#### Written instruction
Using the listing below, give the number of lines where "this" appears, and nothing else.

* * * * * * * * *

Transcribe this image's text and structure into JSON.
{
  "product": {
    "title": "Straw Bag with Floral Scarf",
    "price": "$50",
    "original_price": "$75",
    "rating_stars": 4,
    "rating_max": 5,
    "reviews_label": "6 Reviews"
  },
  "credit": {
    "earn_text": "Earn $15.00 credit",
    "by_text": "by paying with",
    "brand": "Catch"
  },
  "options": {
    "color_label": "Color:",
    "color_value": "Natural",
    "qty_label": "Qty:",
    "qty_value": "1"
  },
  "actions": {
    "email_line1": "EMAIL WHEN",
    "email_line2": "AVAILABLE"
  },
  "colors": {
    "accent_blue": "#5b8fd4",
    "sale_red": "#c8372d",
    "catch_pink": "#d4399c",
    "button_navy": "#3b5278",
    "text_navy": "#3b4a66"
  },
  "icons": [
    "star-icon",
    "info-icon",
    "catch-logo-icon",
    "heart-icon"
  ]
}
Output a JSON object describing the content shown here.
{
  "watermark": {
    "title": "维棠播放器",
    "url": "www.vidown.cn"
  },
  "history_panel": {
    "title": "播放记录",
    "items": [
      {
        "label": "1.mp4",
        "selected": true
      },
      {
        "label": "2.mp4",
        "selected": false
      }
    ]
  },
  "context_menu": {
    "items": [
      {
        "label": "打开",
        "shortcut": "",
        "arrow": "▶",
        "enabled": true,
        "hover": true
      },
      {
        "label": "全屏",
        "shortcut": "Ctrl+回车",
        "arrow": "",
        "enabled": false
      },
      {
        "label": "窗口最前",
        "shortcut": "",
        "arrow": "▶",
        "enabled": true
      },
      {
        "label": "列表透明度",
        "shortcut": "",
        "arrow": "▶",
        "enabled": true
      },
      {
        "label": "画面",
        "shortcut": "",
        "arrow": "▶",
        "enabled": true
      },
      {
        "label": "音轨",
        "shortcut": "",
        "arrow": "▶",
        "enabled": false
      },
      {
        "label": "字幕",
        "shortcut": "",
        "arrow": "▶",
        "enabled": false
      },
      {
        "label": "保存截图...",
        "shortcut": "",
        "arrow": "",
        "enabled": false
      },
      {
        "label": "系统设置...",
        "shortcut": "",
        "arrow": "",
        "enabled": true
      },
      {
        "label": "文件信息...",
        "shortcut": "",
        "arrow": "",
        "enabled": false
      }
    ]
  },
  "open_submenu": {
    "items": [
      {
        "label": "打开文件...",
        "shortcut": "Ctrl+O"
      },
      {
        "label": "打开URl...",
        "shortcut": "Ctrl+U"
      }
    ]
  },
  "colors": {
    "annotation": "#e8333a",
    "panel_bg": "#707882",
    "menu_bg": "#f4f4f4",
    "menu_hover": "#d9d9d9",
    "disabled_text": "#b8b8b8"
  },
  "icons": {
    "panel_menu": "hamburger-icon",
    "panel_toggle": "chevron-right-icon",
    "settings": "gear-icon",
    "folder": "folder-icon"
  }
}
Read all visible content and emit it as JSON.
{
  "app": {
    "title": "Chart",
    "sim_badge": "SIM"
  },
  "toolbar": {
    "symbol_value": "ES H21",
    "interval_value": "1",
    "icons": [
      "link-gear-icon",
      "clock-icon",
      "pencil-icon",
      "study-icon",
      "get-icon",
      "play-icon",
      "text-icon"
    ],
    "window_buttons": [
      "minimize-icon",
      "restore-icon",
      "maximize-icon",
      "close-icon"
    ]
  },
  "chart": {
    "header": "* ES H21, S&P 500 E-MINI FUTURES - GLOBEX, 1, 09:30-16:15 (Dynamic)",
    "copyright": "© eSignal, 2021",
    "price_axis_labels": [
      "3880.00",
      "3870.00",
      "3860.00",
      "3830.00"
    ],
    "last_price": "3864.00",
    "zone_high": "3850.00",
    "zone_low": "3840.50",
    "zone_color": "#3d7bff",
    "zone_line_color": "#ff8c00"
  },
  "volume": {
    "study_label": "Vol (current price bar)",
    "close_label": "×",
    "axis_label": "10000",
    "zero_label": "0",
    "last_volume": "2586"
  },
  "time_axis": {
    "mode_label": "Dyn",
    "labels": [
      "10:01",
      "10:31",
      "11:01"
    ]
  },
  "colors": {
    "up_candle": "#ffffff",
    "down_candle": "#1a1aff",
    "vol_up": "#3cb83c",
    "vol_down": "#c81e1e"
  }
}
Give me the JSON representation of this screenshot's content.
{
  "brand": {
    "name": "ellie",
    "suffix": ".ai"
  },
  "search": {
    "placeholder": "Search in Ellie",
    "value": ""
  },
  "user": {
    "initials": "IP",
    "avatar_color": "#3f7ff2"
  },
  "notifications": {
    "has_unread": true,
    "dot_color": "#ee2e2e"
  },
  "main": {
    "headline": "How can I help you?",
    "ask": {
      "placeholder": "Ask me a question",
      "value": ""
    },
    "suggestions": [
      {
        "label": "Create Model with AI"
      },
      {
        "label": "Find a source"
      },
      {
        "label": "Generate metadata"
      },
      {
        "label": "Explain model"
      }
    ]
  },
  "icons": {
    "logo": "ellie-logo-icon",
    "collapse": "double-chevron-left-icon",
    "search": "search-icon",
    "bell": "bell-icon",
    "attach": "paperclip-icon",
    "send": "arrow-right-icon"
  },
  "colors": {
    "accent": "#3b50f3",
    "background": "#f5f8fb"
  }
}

* * * * * * * * *

#### Task response
2